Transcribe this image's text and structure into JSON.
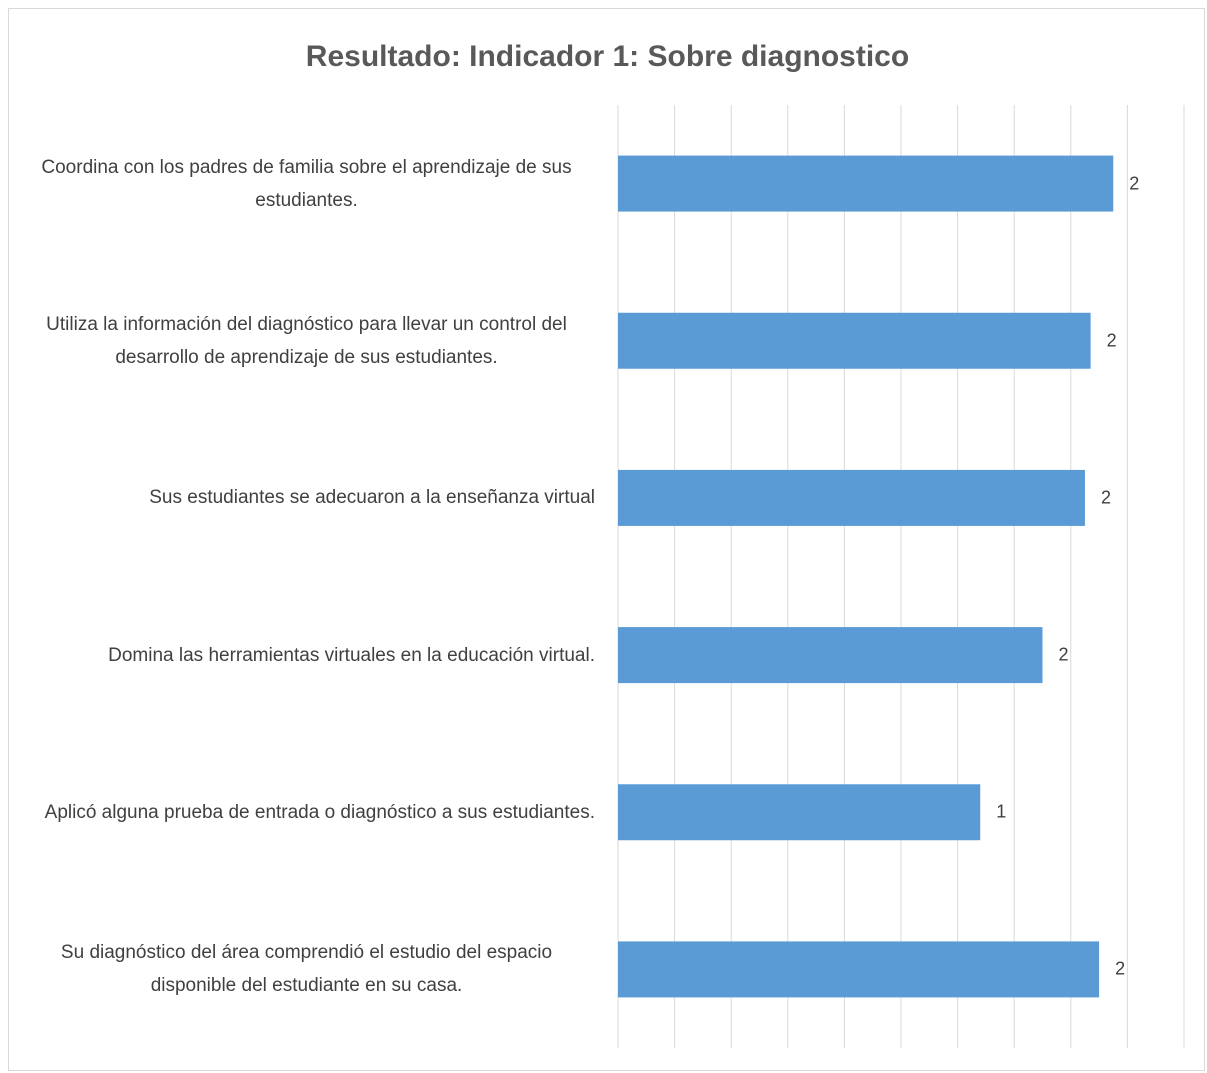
{
  "chart_data": {
    "type": "hbar",
    "title": "Resultado: Indicador 1: Sobre diagnostico",
    "categories": [
      "Coordina con los padres de familia sobre el aprendizaje de sus estudiantes.",
      "Utiliza la información del diagnóstico para llevar un control del desarrollo de aprendizaje de sus estudiantes.",
      "Sus estudiantes se adecuaron a la enseñanza virtual",
      "Domina las herramientas virtuales en la educación virtual.",
      "Aplicó alguna prueba de entrada o diagnóstico a sus estudiantes.",
      "Su diagnóstico del área comprendió el estudio del espacio disponible del estudiante en su casa."
    ],
    "values": [
      1.75,
      1.67,
      1.65,
      1.5,
      1.28,
      1.7
    ],
    "value_labels": [
      "2",
      "2",
      "2",
      "2",
      "1",
      "2"
    ],
    "color": "#5b9bd5",
    "xlim": [
      0,
      2
    ],
    "xticks": [
      0,
      0.2,
      0.4,
      0.6,
      0.8,
      1,
      1.2,
      1.4,
      1.6,
      1.8,
      2
    ],
    "grid": true
  }
}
== == ==
Pictures appear in the records above. Output everything except them, exactly.

Transcribe this image's text and structure into JSON.
{
  "chart_data": {
    "type": "hbar",
    "title": "Resultado: Indicador 1: Sobre diagnostico",
    "categories": [
      "Coordina con los padres de familia sobre el aprendizaje de sus estudiantes.",
      "Utiliza la información del diagnóstico para llevar un control del desarrollo de aprendizaje de sus estudiantes.",
      "Sus estudiantes se adecuaron a la enseñanza virtual",
      "Domina las herramientas virtuales en la educación virtual.",
      "Aplicó alguna prueba de entrada o diagnóstico a sus estudiantes.",
      "Su diagnóstico del área comprendió el estudio del espacio disponible del estudiante en su casa."
    ],
    "values": [
      1.75,
      1.67,
      1.65,
      1.5,
      1.28,
      1.7
    ],
    "value_labels": [
      "2",
      "2",
      "2",
      "2",
      "1",
      "2"
    ],
    "color": "#5b9bd5",
    "xlim": [
      0,
      2
    ],
    "xticks": [
      0,
      0.2,
      0.4,
      0.6,
      0.8,
      1,
      1.2,
      1.4,
      1.6,
      1.8,
      2
    ],
    "grid": true
  }
}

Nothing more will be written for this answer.